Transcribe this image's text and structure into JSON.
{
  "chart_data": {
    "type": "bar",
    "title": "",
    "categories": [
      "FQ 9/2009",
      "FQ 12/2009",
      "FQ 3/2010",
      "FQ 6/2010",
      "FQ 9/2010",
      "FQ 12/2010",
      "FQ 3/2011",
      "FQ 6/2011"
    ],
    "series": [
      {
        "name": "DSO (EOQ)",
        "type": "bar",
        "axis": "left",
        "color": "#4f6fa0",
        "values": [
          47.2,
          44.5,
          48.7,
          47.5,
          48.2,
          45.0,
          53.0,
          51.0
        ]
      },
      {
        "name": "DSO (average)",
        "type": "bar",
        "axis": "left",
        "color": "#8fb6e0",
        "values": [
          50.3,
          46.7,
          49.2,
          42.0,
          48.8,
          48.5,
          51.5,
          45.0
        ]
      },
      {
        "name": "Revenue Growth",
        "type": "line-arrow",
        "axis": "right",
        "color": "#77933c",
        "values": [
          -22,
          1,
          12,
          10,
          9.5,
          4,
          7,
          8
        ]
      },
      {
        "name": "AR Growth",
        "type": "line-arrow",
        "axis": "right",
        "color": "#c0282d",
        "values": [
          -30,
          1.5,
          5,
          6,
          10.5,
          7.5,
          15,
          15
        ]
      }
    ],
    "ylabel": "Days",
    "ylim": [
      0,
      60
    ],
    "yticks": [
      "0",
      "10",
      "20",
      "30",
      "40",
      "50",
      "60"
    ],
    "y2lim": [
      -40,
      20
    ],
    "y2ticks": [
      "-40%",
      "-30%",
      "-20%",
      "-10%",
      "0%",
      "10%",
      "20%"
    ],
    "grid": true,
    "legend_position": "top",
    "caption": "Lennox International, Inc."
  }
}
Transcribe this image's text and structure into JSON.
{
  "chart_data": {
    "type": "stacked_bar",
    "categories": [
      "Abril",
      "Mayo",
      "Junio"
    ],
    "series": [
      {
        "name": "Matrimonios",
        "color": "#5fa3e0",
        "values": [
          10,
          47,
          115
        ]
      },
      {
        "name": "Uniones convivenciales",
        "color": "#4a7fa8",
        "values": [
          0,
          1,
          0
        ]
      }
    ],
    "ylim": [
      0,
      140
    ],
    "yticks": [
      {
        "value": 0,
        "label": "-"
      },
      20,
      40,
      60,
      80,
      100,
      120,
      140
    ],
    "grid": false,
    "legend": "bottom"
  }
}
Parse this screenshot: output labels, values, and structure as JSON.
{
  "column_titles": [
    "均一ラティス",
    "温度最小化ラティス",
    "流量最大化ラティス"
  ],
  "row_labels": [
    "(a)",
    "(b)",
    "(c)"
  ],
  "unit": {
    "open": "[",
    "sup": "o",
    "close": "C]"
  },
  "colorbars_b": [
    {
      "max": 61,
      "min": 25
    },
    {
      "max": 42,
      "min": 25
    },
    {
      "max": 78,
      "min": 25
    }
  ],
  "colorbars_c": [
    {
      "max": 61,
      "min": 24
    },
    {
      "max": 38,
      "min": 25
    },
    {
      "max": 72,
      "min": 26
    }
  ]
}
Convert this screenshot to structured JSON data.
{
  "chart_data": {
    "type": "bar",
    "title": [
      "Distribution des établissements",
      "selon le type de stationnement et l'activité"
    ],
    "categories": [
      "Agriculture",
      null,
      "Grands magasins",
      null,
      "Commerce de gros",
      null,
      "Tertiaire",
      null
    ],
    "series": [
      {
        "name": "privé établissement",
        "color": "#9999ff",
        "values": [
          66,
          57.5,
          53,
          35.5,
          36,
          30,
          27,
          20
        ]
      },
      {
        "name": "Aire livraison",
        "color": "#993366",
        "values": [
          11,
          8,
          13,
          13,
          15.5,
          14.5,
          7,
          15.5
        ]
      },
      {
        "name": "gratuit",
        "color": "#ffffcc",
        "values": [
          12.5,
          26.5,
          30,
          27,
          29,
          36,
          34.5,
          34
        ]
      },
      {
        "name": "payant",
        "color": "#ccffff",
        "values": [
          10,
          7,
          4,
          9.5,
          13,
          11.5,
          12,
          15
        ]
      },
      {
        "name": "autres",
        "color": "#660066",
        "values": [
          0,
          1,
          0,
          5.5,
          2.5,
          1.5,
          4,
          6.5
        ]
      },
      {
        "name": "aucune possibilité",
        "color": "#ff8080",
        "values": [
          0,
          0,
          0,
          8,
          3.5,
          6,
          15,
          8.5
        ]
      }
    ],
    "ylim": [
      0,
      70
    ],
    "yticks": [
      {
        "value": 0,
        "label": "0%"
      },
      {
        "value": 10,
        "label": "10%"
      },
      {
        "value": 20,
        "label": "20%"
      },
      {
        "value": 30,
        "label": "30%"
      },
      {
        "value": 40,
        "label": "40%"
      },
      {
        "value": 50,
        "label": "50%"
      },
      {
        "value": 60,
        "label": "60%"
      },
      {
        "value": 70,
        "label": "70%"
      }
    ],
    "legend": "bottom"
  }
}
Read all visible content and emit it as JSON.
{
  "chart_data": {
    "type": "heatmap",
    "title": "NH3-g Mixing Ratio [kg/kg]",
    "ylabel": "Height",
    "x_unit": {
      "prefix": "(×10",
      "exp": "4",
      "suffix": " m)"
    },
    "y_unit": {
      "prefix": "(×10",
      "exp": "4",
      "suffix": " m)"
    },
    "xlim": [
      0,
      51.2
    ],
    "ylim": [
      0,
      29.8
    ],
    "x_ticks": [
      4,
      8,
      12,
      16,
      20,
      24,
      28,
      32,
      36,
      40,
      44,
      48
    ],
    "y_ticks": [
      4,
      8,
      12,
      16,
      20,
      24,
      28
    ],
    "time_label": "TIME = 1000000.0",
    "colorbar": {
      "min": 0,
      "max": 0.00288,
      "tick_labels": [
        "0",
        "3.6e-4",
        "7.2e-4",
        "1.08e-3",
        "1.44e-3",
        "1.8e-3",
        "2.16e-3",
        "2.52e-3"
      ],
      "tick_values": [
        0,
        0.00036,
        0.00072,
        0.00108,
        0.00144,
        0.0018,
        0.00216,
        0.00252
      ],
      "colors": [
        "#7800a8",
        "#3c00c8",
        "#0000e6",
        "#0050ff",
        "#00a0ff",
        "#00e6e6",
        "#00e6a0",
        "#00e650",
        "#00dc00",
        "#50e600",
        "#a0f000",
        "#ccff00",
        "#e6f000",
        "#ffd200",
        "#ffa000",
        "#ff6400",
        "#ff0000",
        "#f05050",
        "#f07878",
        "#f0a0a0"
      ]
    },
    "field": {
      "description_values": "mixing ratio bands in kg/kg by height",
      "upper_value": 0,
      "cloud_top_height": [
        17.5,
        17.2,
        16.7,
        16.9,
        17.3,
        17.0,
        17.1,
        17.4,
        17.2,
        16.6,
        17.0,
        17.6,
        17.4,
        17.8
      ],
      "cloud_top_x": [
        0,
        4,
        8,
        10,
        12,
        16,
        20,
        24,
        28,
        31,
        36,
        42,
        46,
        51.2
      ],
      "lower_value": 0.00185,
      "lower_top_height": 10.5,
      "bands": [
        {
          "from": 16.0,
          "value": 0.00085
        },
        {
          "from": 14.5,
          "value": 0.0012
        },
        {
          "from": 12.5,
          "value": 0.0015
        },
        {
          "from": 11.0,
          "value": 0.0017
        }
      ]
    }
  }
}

_____

What the task asks :: Make an exact copy of the data above.

Task response ::
Transcribe this image's text and structure into JSON.
{
  "chart_data": {
    "type": "bar",
    "title": "",
    "categories": [
      "FQ 9/2009",
      "FQ 12/2009",
      "FQ 3/2010",
      "FQ 6/2010",
      "FQ 9/2010",
      "FQ 12/2010",
      "FQ 3/2011",
      "FQ 6/2011"
    ],
    "series": [
      {
        "name": "DSO (EOQ)",
        "type": "bar",
        "axis": "left",
        "color": "#4f6fa0",
        "values": [
          47.2,
          44.5,
          48.7,
          47.5,
          48.2,
          45.0,
          53.0,
          51.0
        ]
      },
      {
        "name": "DSO (average)",
        "type": "bar",
        "axis": "left",
        "color": "#8fb6e0",
        "values": [
          50.3,
          46.7,
          49.2,
          42.0,
          48.8,
          48.5,
          51.5,
          45.0
        ]
      },
      {
        "name": "Revenue Growth",
        "type": "line-arrow",
        "axis": "right",
        "color": "#77933c",
        "values": [
          -22,
          1,
          12,
          10,
          9.5,
          4,
          7,
          8
        ]
      },
      {
        "name": "AR Growth",
        "type": "line-arrow",
        "axis": "right",
        "color": "#c0282d",
        "values": [
          -30,
          1.5,
          5,
          6,
          10.5,
          7.5,
          15,
          15
        ]
      }
    ],
    "ylabel": "Days",
    "ylim": [
      0,
      60
    ],
    "yticks": [
      "0",
      "10",
      "20",
      "30",
      "40",
      "50",
      "60"
    ],
    "y2lim": [
      -40,
      20
    ],
    "y2ticks": [
      "-40%",
      "-30%",
      "-20%",
      "-10%",
      "0%",
      "10%",
      "20%"
    ],
    "grid": true,
    "legend_position": "top",
    "caption": "Lennox International, Inc."
  }
}
Transcribe this image's text and structure into JSON.
{
  "chart_data": {
    "type": "stacked_bar",
    "categories": [
      "Abril",
      "Mayo",
      "Junio"
    ],
    "series": [
      {
        "name": "Matrimonios",
        "color": "#5fa3e0",
        "values": [
          10,
          47,
          115
        ]
      },
      {
        "name": "Uniones convivenciales",
        "color": "#4a7fa8",
        "values": [
          0,
          1,
          0
        ]
      }
    ],
    "ylim": [
      0,
      140
    ],
    "yticks": [
      {
        "value": 0,
        "label": "-"
      },
      20,
      40,
      60,
      80,
      100,
      120,
      140
    ],
    "grid": false,
    "legend": "bottom"
  }
}
Parse this screenshot: output labels, values, and structure as JSON.
{
  "column_titles": [
    "均一ラティス",
    "温度最小化ラティス",
    "流量最大化ラティス"
  ],
  "row_labels": [
    "(a)",
    "(b)",
    "(c)"
  ],
  "unit": {
    "open": "[",
    "sup": "o",
    "close": "C]"
  },
  "colorbars_b": [
    {
      "max": 61,
      "min": 25
    },
    {
      "max": 42,
      "min": 25
    },
    {
      "max": 78,
      "min": 25
    }
  ],
  "colorbars_c": [
    {
      "max": 61,
      "min": 24
    },
    {
      "max": 38,
      "min": 25
    },
    {
      "max": 72,
      "min": 26
    }
  ]
}
Convert this screenshot to structured JSON data.
{
  "chart_data": {
    "type": "bar",
    "title": [
      "Distribution des établissements",
      "selon le type de stationnement et l'activité"
    ],
    "categories": [
      "Agriculture",
      null,
      "Grands magasins",
      null,
      "Commerce de gros",
      null,
      "Tertiaire",
      null
    ],
    "series": [
      {
        "name": "privé établissement",
        "color": "#9999ff",
        "values": [
          66,
          57.5,
          53,
          35.5,
          36,
          30,
          27,
          20
        ]
      },
      {
        "name": "Aire livraison",
        "color": "#993366",
        "values": [
          11,
          8,
          13,
          13,
          15.5,
          14.5,
          7,
          15.5
        ]
      },
      {
        "name": "gratuit",
        "color": "#ffffcc",
        "values": [
          12.5,
          26.5,
          30,
          27,
          29,
          36,
          34.5,
          34
        ]
      },
      {
        "name": "payant",
        "color": "#ccffff",
        "values": [
          10,
          7,
          4,
          9.5,
          13,
          11.5,
          12,
          15
        ]
      },
      {
        "name": "autres",
        "color": "#660066",
        "values": [
          0,
          1,
          0,
          5.5,
          2.5,
          1.5,
          4,
          6.5
        ]
      },
      {
        "name": "aucune possibilité",
        "color": "#ff8080",
        "values": [
          0,
          0,
          0,
          8,
          3.5,
          6,
          15,
          8.5
        ]
      }
    ],
    "ylim": [
      0,
      70
    ],
    "yticks": [
      {
        "value": 0,
        "label": "0%"
      },
      {
        "value": 10,
        "label": "10%"
      },
      {
        "value": 20,
        "label": "20%"
      },
      {
        "value": 30,
        "label": "30%"
      },
      {
        "value": 40,
        "label": "40%"
      },
      {
        "value": 50,
        "label": "50%"
      },
      {
        "value": 60,
        "label": "60%"
      },
      {
        "value": 70,
        "label": "70%"
      }
    ],
    "legend": "bottom"
  }
}
Read all visible content and emit it as JSON.
{
  "chart_data": {
    "type": "heatmap",
    "title": "NH3-g Mixing Ratio [kg/kg]",
    "ylabel": "Height",
    "x_unit": {
      "prefix": "(×10",
      "exp": "4",
      "suffix": " m)"
    },
    "y_unit": {
      "prefix": "(×10",
      "exp": "4",
      "suffix": " m)"
    },
    "xlim": [
      0,
      51.2
    ],
    "ylim": [
      0,
      29.8
    ],
    "x_ticks": [
      4,
      8,
      12,
      16,
      20,
      24,
      28,
      32,
      36,
      40,
      44,
      48
    ],
    "y_ticks": [
      4,
      8,
      12,
      16,
      20,
      24,
      28
    ],
    "time_label": "TIME = 1000000.0",
    "colorbar": {
      "min": 0,
      "max": 0.00288,
      "tick_labels": [
        "0",
        "3.6e-4",
        "7.2e-4",
        "1.08e-3",
        "1.44e-3",
        "1.8e-3",
        "2.16e-3",
        "2.52e-3"
      ],
      "tick_values": [
        0,
        0.00036,
        0.00072,
        0.00108,
        0.00144,
        0.0018,
        0.00216,
        0.00252
      ],
      "colors": [
        "#7800a8",
        "#3c00c8",
        "#0000e6",
        "#0050ff",
        "#00a0ff",
        "#00e6e6",
        "#00e6a0",
        "#00e650",
        "#00dc00",
        "#50e600",
        "#a0f000",
        "#ccff00",
        "#e6f000",
        "#ffd200",
        "#ffa000",
        "#ff6400",
        "#ff0000",
        "#f05050",
        "#f07878",
        "#f0a0a0"
      ]
    },
    "field": {
      "description_values": "mixing ratio bands in kg/kg by height",
      "upper_value": 0,
      "cloud_top_height": [
        17.5,
        17.2,
        16.7,
        16.9,
        17.3,
        17.0,
        17.1,
        17.4,
        17.2,
        16.6,
        17.0,
        17.6,
        17.4,
        17.8
      ],
      "cloud_top_x": [
        0,
        4,
        8,
        10,
        12,
        16,
        20,
        24,
        28,
        31,
        36,
        42,
        46,
        51.2
      ],
      "lower_value": 0.00185,
      "lower_top_height": 10.5,
      "bands": [
        {
          "from": 16.0,
          "value": 0.00085
        },
        {
          "from": 14.5,
          "value": 0.0012
        },
        {
          "from": 12.5,
          "value": 0.0015
        },
        {
          "from": 11.0,
          "value": 0.0017
        }
      ]
    }
  }
}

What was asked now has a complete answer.